- [Work to do] A single number is the answer here: how many lines of the entries contain "Zasypanie"?

- [Raw records]
- - -
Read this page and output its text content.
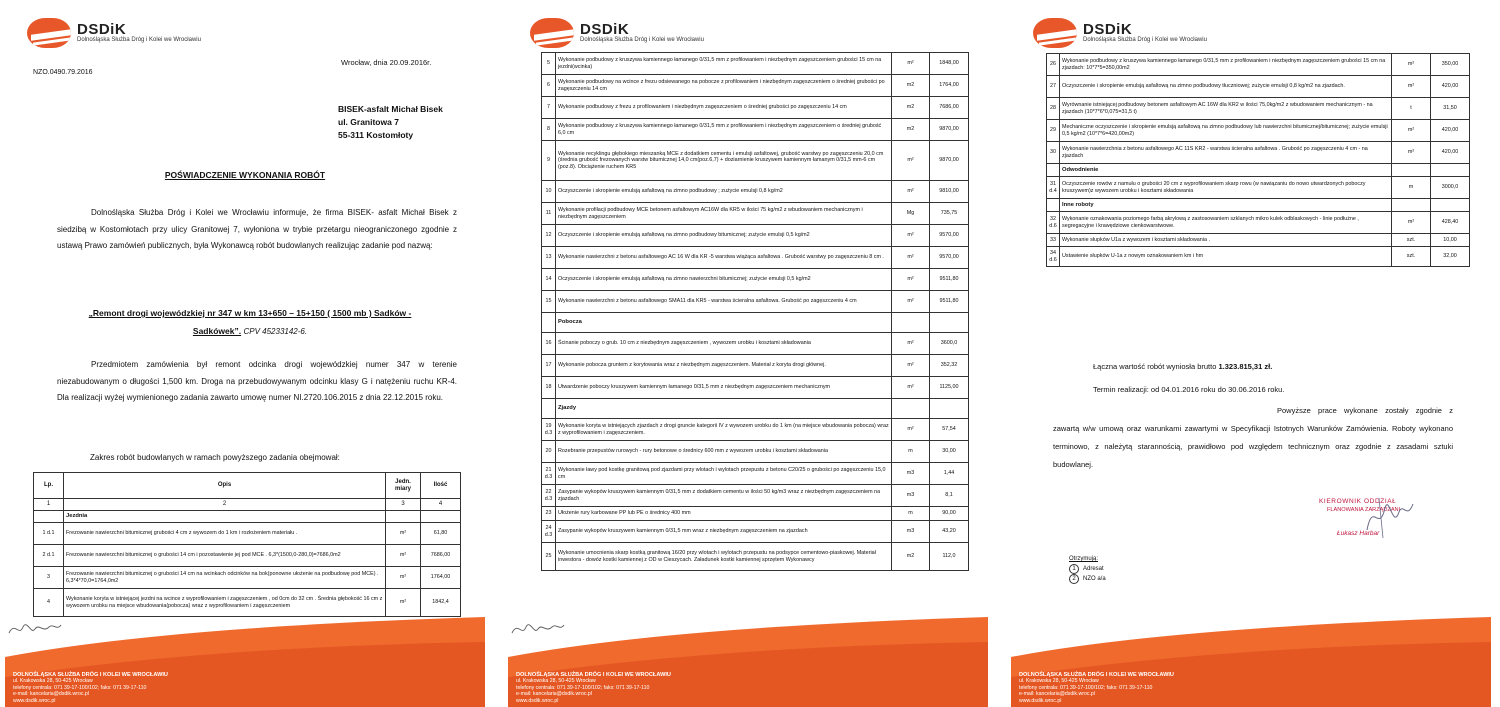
DSDiK
Dolnośląska Służba Dróg i Kolei we Wrocławiu
NZO.0490.79.2016
Wrocław, dnia 20.09.2016r.
BISEK-asfalt Michał Bisek
ul. Granitowa 7
55-311 Kostomłoty
POŚWIADCZENIE WYKONANIA ROBÓT
Dolnośląska Służba Dróg i Kolei we Wrocławiu informuje, że firma BISEK- asfalt Michał Bisek z siedzibą w Kostomłotach przy ulicy Granitowej 7, wyłoniona w trybie przetargu nieograniczonego zgodnie z ustawą Prawo zamówień publicznych, była Wykonawcą robót budowlanych realizując zadanie pod nazwą:
„Remont drogi wojewódzkiej nr 347 w km 13+650 – 15+150 ( 1500 mb ) Sadków -
Sadkówek”. CPV 45233142-6.
Przedmiotem zamówienia był remont odcinka drogi wojewódzkiej numer 347 w terenie niezabudowanym o długości 1,500 km. Droga na przebudowywanym odcinku klasy G i natężeniu ruchu KR-4. Dla realizacji wyżej wymienionego zadania zawarto umowę numer NI.2720.106.2015 z dnia 22.12.2015 roku.
Zakres robót budowlanych w ramach powyższego zadania obejmował:
Lp.	Opis	Jedn. miary	Ilość
1	2	3	4
	Jezdnia		
1 d.1	Frezowanie nawierzchni bitumicznej grubości 4 cm z wywozem do 1 km i rozłożeniem materiału .	m²	61,80
2 d.1	Frezowanie nawierzchni bitumicznej o grubości 14 cm i pozostawienie jej pod MCE . 6,3*(1500,0-280,0)=7686,0m2	m²	7686,00
3	Frezowanie nawierzchni bitumicznej o grubości 14 cm na wcinkach odcinków na bok(ponowne ułożenie na podbudowę pod MCE) . 6,3*4*70,0=1764,0m2	m²	1764,00
4	Wykonanie koryta w istniejącej jezdni na wcince z wyprofilowaniem i zagęszczeniem , od 0cm do 32 cm . Średnia głębokość 16 cm z wywozem urobku na miejsce wbudowania(pobocza) wraz z wyprofilowaniem i zagęszczeniem	m²	1842,4
DOLNOŚLĄSKA SŁUŻBA DRÓG I KOLEI WE WROCŁAWIU
ul. Krakowska 28, 50-425 Wrocław
telefony centrala: 071 39-17-100/102; faks: 071 39-17-110
e-mail: kancelaria@dsdik.wroc.pl
www.dsdik.wroc.pl
DSDiK
Dolnośląska Służba Dróg i Kolei we Wrocławiu
5	Wykonanie podbudowy z kruszywa kamiennego łamanego 0/31,5 mm z profilowaniem i niezbędnym zagęszczeniem grubości 15 cm na jezdni(wcinka)	m²	1848,00
6	Wykonanie podbudowy na wcince z frezu odsiewanego na pobocze z profilowaniem i niezbędnym zagęszczeniem o średniej grubości po zagęszczeniu 14 cm	m2	1764,00
7	Wykonanie podbudowy z frezu z profilowaniem i niezbędnym zagęszczeniem o średniej grubości po zagęszczeniu 14 cm	m2	7686,00
8	Wykonanie podbudowy z kruszywa kamiennego łamanego 0/31,5 mm z profilowaniem i niezbędnym zagęszczeniem o średniej grubość 6,0 cm	m2	9870,00
9	Wykonanie recyklingu głębokiego mieszanką MCE z dodatkiem cementu i emulsji asfaltowej, grubość warstwy po zagęszczeniu 20,0 cm (średnia grubość frezowanych warstw bitumicznej 14,0 cm(poz.6,7) + doziarnienie kruszywem kamiennym łamanym 0/31,5 mm-6 cm (poz.8). Obciążenie ruchem KR5	m²	9870,00
10	Oczyszczenie i skropienie emulsją asfaltową na zimno podbudowy ; zużycie emulsji 0,8 kg/m2	m²	9810,00
11	Wykonanie profilacji podbudowy MCE betonem asfaltowym AC16W dla KR5 w ilości 75 kg/m2 z wbudowaniem mechanicznym i niezbędnym zagęszczeniem	Mg	735,75
12	Oczyszczenie i skropienie emulsją asfaltową na zimno podbudowy bitumicznej; zużycie emulsji 0,5 kg/m2	m²	9570,00
13	Wykonanie nawierzchni z betonu asfaltowego AC 16 W dla KR -5 warstwa wiążąca asfaltowa . Grubość warstwy po zagęszczeniu 8 cm .	m²	9570,00
14	Oczyszczenie i skropienie emulsją asfaltową na zimno nawierzchni bitumicznej; zużycie emulsji 0,5 kg/m2	m²	9511,80
15	Wykonanie nawierzchni z betonu asfaltowego SMA11 dla KR5 - warstwa ścieralna asfaltowa. Grubość po zagęszczeniu 4 cm	m²	9511,80
	Pobocza		
16	Ścinanie poboczy o grub. 10 cm z niezbędnym zagęszczeniem , wywozem urobku i kosztami składowania	m²	3600,0
17	Wykonanie pobocza gruntem z korytowania wraz z niezbędnym zagęszczeniem. Materiał z koryta drogi głównej.	m²	352,32
18	Utwardzenie poboczy kruszywem kamiennym łamanego 0/31,5 mm z niezbędnym zagęszczeniem mechanicznym	m²	1125,00
	Zjazdy		
19 d.3	Wykonanie koryta w istniejących zjazdach z drogi gruncie kategorii IV z wywozem urobku do 1 km (na miejsce wbudowania pobocza) wraz z wyprofilowaniem i zagęszczeniem.	m²	57,54
20	Rozebranie przepustów rurowych - rury betonowe o średnicy 600 mm z wywozem urobku i kosztami składowania	m	30,00
21 d.3	Wykonanie ławy pod kostkę granitową pod zjazdami przy wlotach i wylotach przepustu z betonu C20/25 o grubości po zagęszczeniu 15,0 cm	m3	1,44
22 d.3	Zasypanie wykopów kruszywem kamiennym 0/31,5 mm z dodatkiem cementu w ilości 50 kg/m3 wraz z niezbędnym zagęszczeniem na zjazdach	m3	8,1
23	Ułożenie rury karbowane PP lub PE o średnicy 400 mm	m	90,00
24 d.3	Zasypanie wykopów kruszywem kamiennym 0/31,5 mm wraz z niezbędnym zagęszczeniem na zjazdach	m3	43,20
25	Wykonanie umocnienia skarp kostką granitową 16/20 przy wlotach i wylotach przepustu na podsypce cementowo-piaskowej. Materiał inwestora - dowóz kostki kamiennej z OD w Cieszycach. Załadunek kostki kamiennej sprzętem Wykonawcy	m2	112,0
DOLNOŚLĄSKA SŁUŻBA DRÓG I KOLEI WE WROCŁAWIU
ul. Krakowska 28, 50-425 Wrocław
telefony centrala: 071 39-17-100/102; faks: 071 39-17-110
e-mail: kancelaria@dsdik.wroc.pl
www.dsdik.wroc.pl
DSDiK
Dolnośląska Służba Dróg i Kolei we Wrocławiu
26	Wykonanie podbudowy z kruszywa kamiennego łamanego 0/31,5 mm z profilowaniem i niezbędnym zagęszczeniem grubości 15 cm na zjazdach: 10*7*5=350,00m2	m²	350,00
27	Oczyszczenie i skropienie emulsją asfaltową na zimno podbudowy tłuczniowej; zużycie emulsji 0,8 kg/m2 na zjazdach.	m²	420,00
28	Wyrównanie istniejącej podbudowy betonem asfaltowym AC 16W dla KR2 w ilości 75,0kg/m2 z wbudowaniem mechanicznym - na zjazdach (10*7*6*0,075=31,5 t)	t	31,50
29	Mechaniczne oczyszczenie i skropienie emulsją asfaltową na zimno podbudowy lub nawierzchni bitumicznej/bitumicznej; zużycie emulsji 0,5 kg/m2 (10*7*6=420,00m2)	m²	420,00
30	Wykonanie nawierzchnia z betonu asfaltowego AC 11S KR2 - warstwa ścieralna asfaltowa . Grubość po zagęszczeniu 4 cm - na zjazdach	m²	420,00
	Odwodnienie		
31 d.4	Oczyszczenie rowów z namułu o grubości 20 cm z wyprofilowaniem skarp rowu (w nawiązaniu do nowo utwardzonych poboczy kruszywem)z wywozem urobku i kosztami składowania	m	3000,0
	Inne roboty		
32 d.6	Wykonanie oznakowania poziomego farbą akrylową z zastosowaniem szklanych mikro kulek odblaskowych - linie podłużne , segregacyjne i krawędziowe cienkowarstwowe.	m²	428,40
33	Wykonanie słupków U1a z wywozem i kosztami składowania .	szt.	10,00
34 d.6	Ustawienie słupków U-1a z nowym oznakowaniem km i hm	szt.	32,00
Łączna wartość robót wyniosła brutto 1.323.815,31 zł.
Termin realizacji: od 04.01.2016 roku do 30.06.2016 roku.
Powyższe prace wykonane zostały zgodnie z zawartą w/w umową oraz warunkami zawartymi w Specyfikacji Istotnych Warunków Zamówienia. Roboty wykonano terminowo, z należytą starannością, prawidłowo pod względem technicznym oraz zgodnie z zasadami sztuki budowlanej.
KIEROWNIK ODDZIAŁ
FLANOWANIA ZARZĄDZANI
Łukasz Harbar
Otrzymują:
1 Adresat
2 NZO a/a
DOLNOŚLĄSKA SŁUŻBA DRÓG I KOLEI WE WROCŁAWIU
ul. Krakowska 28, 50-425 Wrocław
telefony centrala: 071 39-17-100/102; faks: 071 39-17-110
e-mail: kancelaria@dsdik.wroc.pl
www.dsdik.wroc.pl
- - -
- [Reply to the task] 2